Stored data entries
______________________________
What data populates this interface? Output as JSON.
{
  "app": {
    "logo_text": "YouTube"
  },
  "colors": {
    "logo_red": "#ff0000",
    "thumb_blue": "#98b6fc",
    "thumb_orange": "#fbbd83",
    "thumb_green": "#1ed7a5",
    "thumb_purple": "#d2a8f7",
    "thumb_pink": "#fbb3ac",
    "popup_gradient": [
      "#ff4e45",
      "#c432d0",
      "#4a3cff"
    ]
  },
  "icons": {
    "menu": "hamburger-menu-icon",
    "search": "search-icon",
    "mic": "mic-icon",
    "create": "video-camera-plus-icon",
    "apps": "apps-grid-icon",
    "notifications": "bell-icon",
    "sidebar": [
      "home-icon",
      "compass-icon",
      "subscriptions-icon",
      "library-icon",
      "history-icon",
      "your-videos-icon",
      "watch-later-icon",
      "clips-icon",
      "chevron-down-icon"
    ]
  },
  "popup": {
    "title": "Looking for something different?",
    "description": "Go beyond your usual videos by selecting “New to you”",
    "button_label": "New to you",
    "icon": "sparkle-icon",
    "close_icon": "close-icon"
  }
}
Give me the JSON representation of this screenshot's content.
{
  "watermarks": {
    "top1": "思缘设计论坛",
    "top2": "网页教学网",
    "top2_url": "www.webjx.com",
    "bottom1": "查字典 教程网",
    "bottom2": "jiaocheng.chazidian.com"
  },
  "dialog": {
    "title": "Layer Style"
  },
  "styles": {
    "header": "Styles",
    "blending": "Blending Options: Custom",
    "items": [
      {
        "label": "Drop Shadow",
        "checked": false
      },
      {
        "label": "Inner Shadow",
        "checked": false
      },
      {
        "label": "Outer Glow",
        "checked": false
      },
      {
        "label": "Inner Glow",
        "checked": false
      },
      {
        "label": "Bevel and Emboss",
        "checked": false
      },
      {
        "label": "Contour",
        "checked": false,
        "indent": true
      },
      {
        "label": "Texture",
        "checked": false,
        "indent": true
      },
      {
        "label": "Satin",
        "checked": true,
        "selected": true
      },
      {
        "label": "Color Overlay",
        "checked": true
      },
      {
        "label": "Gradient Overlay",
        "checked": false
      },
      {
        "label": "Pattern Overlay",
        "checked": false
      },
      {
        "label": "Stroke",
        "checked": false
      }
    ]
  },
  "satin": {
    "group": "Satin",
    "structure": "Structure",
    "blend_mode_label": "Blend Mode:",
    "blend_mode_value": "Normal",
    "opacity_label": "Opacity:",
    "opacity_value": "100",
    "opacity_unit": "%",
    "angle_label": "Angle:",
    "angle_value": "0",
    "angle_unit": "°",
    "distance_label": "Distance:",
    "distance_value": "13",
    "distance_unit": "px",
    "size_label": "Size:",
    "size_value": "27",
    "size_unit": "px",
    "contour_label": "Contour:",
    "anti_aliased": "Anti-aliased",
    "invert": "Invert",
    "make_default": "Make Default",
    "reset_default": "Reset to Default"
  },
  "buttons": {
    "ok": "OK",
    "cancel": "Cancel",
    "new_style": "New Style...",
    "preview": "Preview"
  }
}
______________________________
Go through the listing and copy all of it exactly.

▶ _Exercise answer_:
What data populates this interface? Output as JSON.
{
  "app": {
    "logo_text": "YouTube"
  },
  "colors": {
    "logo_red": "#ff0000",
    "thumb_blue": "#98b6fc",
    "thumb_orange": "#fbbd83",
    "thumb_green": "#1ed7a5",
    "thumb_purple": "#d2a8f7",
    "thumb_pink": "#fbb3ac",
    "popup_gradient": [
      "#ff4e45",
      "#c432d0",
      "#4a3cff"
    ]
  },
  "icons": {
    "menu": "hamburger-menu-icon",
    "search": "search-icon",
    "mic": "mic-icon",
    "create": "video-camera-plus-icon",
    "apps": "apps-grid-icon",
    "notifications": "bell-icon",
    "sidebar": [
      "home-icon",
      "compass-icon",
      "subscriptions-icon",
      "library-icon",
      "history-icon",
      "your-videos-icon",
      "watch-later-icon",
      "clips-icon",
      "chevron-down-icon"
    ]
  },
  "popup": {
    "title": "Looking for something different?",
    "description": "Go beyond your usual videos by selecting “New to you”",
    "button_label": "New to you",
    "icon": "sparkle-icon",
    "close_icon": "close-icon"
  }
}
Give me the JSON representation of this screenshot's content.
{
  "watermarks": {
    "top1": "思缘设计论坛",
    "top2": "网页教学网",
    "top2_url": "www.webjx.com",
    "bottom1": "查字典 教程网",
    "bottom2": "jiaocheng.chazidian.com"
  },
  "dialog": {
    "title": "Layer Style"
  },
  "styles": {
    "header": "Styles",
    "blending": "Blending Options: Custom",
    "items": [
      {
        "label": "Drop Shadow",
        "checked": false
      },
      {
        "label": "Inner Shadow",
        "checked": false
      },
      {
        "label": "Outer Glow",
        "checked": false
      },
      {
        "label": "Inner Glow",
        "checked": false
      },
      {
        "label": "Bevel and Emboss",
        "checked": false
      },
      {
        "label": "Contour",
        "checked": false,
        "indent": true
      },
      {
        "label": "Texture",
        "checked": false,
        "indent": true
      },
      {
        "label": "Satin",
        "checked": true,
        "selected": true
      },
      {
        "label": "Color Overlay",
        "checked": true
      },
      {
        "label": "Gradient Overlay",
        "checked": false
      },
      {
        "label": "Pattern Overlay",
        "checked": false
      },
      {
        "label": "Stroke",
        "checked": false
      }
    ]
  },
  "satin": {
    "group": "Satin",
    "structure": "Structure",
    "blend_mode_label": "Blend Mode:",
    "blend_mode_value": "Normal",
    "opacity_label": "Opacity:",
    "opacity_value": "100",
    "opacity_unit": "%",
    "angle_label": "Angle:",
    "angle_value": "0",
    "angle_unit": "°",
    "distance_label": "Distance:",
    "distance_value": "13",
    "distance_unit": "px",
    "size_label": "Size:",
    "size_value": "27",
    "size_unit": "px",
    "contour_label": "Contour:",
    "anti_aliased": "Anti-aliased",
    "invert": "Invert",
    "make_default": "Make Default",
    "reset_default": "Reset to Default"
  },
  "buttons": {
    "ok": "OK",
    "cancel": "Cancel",
    "new_style": "New Style...",
    "preview": "Preview"
  }
}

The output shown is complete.